** BEGIN ENTRIES SHOWN **
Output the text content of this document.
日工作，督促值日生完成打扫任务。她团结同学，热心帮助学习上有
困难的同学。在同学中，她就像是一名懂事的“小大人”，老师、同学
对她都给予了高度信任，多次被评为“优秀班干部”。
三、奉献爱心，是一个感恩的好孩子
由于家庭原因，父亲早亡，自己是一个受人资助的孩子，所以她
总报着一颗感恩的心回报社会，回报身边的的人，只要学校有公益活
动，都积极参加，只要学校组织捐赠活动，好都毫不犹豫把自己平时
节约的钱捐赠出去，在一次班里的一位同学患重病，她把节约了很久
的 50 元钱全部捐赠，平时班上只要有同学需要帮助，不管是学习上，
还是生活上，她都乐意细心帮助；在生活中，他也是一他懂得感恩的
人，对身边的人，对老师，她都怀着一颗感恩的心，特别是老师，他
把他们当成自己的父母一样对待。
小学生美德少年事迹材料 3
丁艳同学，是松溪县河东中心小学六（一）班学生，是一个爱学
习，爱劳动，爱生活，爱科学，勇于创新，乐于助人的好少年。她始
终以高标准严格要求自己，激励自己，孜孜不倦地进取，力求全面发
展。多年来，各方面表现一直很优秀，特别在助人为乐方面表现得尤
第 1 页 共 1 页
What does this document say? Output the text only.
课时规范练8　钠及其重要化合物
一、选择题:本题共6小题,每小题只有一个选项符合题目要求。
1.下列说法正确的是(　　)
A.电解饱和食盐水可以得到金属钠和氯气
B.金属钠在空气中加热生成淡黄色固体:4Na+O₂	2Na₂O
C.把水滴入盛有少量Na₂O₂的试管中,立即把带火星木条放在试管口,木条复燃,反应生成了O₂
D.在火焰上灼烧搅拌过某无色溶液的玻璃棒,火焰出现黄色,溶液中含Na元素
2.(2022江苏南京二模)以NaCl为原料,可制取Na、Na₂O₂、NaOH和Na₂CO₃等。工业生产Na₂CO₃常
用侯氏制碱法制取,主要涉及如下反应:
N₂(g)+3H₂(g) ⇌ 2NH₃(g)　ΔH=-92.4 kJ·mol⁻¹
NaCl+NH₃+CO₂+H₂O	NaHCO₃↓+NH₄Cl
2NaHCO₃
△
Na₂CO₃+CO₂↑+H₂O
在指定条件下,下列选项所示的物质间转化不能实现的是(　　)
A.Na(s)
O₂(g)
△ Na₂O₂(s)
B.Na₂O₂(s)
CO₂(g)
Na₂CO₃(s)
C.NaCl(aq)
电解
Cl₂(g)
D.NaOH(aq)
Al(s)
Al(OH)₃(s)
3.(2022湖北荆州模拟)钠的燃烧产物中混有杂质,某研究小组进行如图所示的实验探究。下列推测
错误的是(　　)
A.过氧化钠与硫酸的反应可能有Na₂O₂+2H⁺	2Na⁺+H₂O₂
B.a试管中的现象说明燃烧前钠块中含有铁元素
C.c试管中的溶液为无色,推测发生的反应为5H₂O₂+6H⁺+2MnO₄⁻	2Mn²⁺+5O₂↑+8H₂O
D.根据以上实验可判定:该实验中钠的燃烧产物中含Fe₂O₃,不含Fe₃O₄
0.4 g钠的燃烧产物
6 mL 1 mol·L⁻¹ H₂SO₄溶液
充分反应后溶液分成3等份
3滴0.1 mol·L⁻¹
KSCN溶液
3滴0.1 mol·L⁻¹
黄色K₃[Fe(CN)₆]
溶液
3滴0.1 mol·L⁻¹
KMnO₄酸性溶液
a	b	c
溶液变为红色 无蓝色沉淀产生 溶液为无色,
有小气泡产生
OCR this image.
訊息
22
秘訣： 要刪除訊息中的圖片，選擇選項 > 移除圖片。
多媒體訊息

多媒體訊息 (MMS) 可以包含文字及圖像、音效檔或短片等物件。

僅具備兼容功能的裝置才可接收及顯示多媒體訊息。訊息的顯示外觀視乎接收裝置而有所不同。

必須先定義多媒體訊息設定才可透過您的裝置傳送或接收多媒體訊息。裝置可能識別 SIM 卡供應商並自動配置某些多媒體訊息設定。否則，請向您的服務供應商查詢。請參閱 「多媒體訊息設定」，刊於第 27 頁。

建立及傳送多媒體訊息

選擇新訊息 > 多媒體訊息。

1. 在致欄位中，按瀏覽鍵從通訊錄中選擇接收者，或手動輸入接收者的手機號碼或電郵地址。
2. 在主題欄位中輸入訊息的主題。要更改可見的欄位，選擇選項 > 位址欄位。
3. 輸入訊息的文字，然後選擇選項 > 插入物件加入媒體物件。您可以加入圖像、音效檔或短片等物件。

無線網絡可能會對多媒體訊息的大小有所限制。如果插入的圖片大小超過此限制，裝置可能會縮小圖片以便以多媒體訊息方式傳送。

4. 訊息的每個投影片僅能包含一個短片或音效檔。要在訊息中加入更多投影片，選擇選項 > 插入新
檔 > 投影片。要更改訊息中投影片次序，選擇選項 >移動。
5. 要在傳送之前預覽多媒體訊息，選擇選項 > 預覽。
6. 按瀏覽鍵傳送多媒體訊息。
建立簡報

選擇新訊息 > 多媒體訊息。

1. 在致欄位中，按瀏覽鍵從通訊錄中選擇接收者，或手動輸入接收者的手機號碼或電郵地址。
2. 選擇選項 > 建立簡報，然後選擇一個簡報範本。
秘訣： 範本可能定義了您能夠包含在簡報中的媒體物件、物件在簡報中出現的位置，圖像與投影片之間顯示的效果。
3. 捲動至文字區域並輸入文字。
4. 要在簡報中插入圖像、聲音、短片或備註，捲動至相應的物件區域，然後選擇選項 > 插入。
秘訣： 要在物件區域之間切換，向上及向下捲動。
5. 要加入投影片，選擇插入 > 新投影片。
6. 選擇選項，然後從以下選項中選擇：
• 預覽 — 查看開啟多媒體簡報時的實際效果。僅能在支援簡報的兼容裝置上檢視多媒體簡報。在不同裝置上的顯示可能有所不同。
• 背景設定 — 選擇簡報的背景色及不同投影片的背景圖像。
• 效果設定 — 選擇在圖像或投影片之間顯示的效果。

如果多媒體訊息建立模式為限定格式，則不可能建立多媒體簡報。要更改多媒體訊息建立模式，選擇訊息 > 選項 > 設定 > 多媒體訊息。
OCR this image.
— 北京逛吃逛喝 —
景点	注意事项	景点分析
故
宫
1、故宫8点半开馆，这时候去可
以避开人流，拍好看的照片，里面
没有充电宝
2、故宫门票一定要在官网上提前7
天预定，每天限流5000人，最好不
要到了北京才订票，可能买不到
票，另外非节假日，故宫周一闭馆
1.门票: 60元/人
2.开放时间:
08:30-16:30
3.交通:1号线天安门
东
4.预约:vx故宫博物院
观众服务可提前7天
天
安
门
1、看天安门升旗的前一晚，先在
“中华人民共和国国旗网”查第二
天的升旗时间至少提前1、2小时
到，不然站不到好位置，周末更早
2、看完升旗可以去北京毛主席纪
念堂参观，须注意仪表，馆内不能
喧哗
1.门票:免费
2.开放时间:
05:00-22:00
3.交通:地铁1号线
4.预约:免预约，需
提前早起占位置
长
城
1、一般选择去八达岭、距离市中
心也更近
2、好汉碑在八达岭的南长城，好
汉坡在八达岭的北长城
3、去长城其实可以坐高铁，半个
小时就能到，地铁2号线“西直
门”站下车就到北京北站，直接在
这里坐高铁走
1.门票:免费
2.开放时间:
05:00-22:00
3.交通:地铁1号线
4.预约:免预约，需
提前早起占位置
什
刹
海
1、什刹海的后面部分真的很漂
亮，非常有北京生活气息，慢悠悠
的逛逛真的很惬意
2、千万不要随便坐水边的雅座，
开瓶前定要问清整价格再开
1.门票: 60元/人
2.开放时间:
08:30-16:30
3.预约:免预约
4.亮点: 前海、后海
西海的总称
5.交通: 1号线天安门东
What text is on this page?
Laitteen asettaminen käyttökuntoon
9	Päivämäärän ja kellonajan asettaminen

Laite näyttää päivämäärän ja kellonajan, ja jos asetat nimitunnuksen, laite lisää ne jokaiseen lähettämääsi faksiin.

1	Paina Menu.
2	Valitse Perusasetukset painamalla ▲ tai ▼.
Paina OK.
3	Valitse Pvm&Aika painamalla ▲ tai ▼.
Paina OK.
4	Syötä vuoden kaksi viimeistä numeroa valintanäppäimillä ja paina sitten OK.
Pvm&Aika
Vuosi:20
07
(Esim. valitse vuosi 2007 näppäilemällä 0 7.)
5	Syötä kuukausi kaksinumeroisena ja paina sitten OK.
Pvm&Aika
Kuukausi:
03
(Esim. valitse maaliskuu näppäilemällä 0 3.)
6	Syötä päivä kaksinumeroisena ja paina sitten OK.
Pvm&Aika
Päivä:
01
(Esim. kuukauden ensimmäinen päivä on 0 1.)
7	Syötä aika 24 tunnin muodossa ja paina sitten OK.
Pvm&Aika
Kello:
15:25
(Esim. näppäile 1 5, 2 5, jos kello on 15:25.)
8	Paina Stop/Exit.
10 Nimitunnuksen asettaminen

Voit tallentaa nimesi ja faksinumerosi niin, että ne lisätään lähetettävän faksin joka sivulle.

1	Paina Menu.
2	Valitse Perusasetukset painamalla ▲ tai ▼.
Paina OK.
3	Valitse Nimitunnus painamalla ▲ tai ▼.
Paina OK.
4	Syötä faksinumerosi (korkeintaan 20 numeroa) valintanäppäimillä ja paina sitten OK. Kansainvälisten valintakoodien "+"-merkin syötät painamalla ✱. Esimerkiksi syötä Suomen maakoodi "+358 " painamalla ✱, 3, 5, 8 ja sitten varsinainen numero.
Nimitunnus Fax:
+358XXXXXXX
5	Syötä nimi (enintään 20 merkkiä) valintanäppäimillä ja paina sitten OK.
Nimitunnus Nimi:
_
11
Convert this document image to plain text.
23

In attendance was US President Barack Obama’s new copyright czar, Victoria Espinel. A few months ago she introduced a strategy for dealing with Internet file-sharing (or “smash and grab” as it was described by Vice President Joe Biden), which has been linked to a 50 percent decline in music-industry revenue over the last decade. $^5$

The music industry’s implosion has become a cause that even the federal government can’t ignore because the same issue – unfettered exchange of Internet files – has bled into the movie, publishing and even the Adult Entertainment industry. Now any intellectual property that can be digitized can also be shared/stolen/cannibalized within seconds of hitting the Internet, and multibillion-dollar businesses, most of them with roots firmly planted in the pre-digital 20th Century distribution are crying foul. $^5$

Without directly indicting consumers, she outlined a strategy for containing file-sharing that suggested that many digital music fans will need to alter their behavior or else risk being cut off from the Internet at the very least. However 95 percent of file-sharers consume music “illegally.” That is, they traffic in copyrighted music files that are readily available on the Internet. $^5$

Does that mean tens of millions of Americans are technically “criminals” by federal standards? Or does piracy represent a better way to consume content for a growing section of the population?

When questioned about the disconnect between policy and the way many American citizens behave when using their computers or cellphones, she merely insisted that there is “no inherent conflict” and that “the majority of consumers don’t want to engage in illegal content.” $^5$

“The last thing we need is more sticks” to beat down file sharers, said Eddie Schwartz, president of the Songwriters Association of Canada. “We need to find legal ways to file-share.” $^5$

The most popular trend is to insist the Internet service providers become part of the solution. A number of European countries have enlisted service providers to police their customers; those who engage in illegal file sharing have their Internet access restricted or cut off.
** END ENTRIES SHOWN **
▶ _EXERCISE GOAL_
Report how many lines of the records above contain the word "last", and give only that number.

▶ _TASK RESPONSE_
2